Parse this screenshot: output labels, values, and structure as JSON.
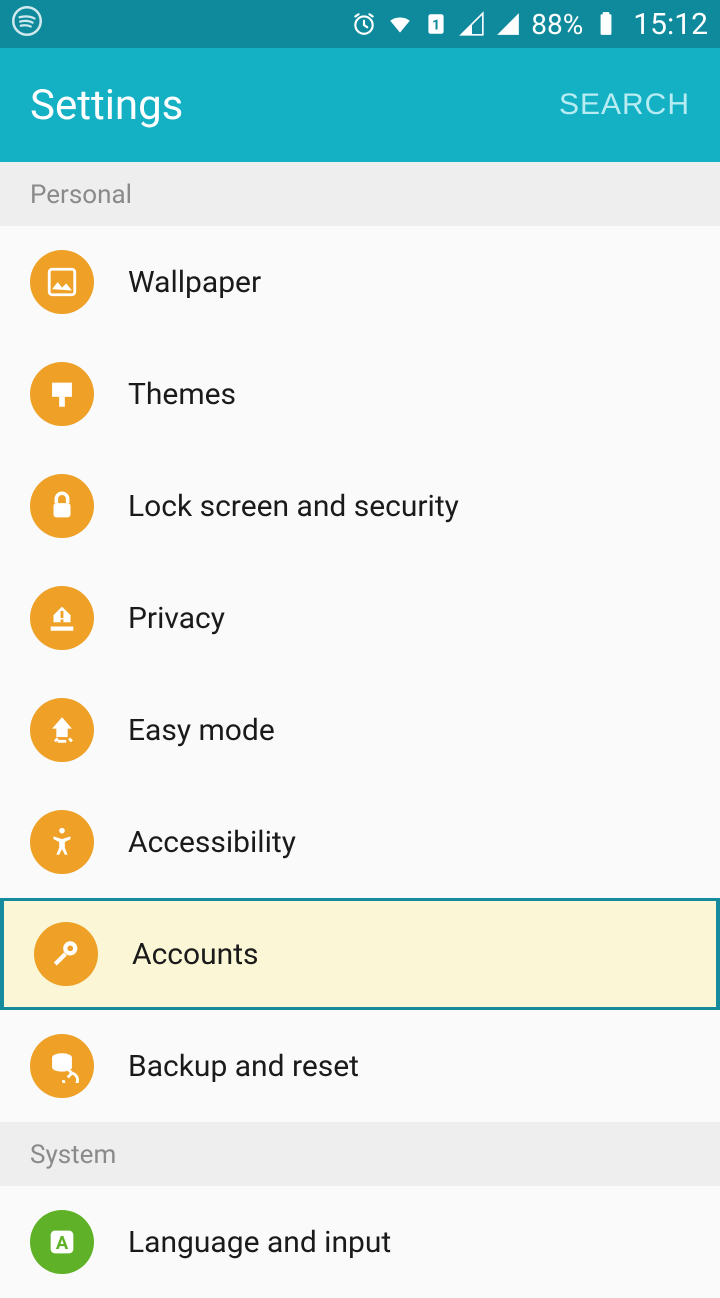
{
  "status_bar": {
    "battery_pct": "88%",
    "time": "15:12"
  },
  "app_bar": {
    "title": "Settings",
    "search_label": "SEARCH"
  },
  "sections": [
    {
      "header": "Personal",
      "items": [
        {
          "label": "Wallpaper",
          "icon": "wallpaper",
          "color": "orange"
        },
        {
          "label": "Themes",
          "icon": "themes",
          "color": "orange"
        },
        {
          "label": "Lock screen and security",
          "icon": "lock",
          "color": "orange"
        },
        {
          "label": "Privacy",
          "icon": "privacy",
          "color": "orange"
        },
        {
          "label": "Easy mode",
          "icon": "easy-mode",
          "color": "orange"
        },
        {
          "label": "Accessibility",
          "icon": "accessibility",
          "color": "orange"
        },
        {
          "label": "Accounts",
          "icon": "accounts",
          "color": "orange",
          "highlighted": true
        },
        {
          "label": "Backup and reset",
          "icon": "backup",
          "color": "orange"
        }
      ]
    },
    {
      "header": "System",
      "items": [
        {
          "label": "Language and input",
          "icon": "language",
          "color": "green"
        }
      ]
    }
  ]
}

+++++

> **Written exercise**
The pictures should not be reproduced; quote all of the other material exactly.

> **Response below**
Parse this screenshot: output labels, values, and structure as JSON.
{
  "status_bar": {
    "battery_pct": "88%",
    "time": "15:12"
  },
  "app_bar": {
    "title": "Settings",
    "search_label": "SEARCH"
  },
  "sections": [
    {
      "header": "Personal",
      "items": [
        {
          "label": "Wallpaper",
          "icon": "wallpaper",
          "color": "orange"
        },
        {
          "label": "Themes",
          "icon": "themes",
          "color": "orange"
        },
        {
          "label": "Lock screen and security",
          "icon": "lock",
          "color": "orange"
        },
        {
          "label": "Privacy",
          "icon": "privacy",
          "color": "orange"
        },
        {
          "label": "Easy mode",
          "icon": "easy-mode",
          "color": "orange"
        },
        {
          "label": "Accessibility",
          "icon": "accessibility",
          "color": "orange"
        },
        {
          "label": "Accounts",
          "icon": "accounts",
          "color": "orange",
          "highlighted": true
        },
        {
          "label": "Backup and reset",
          "icon": "backup",
          "color": "orange"
        }
      ]
    },
    {
      "header": "System",
      "items": [
        {
          "label": "Language and input",
          "icon": "language",
          "color": "green"
        }
      ]
    }
  ]
}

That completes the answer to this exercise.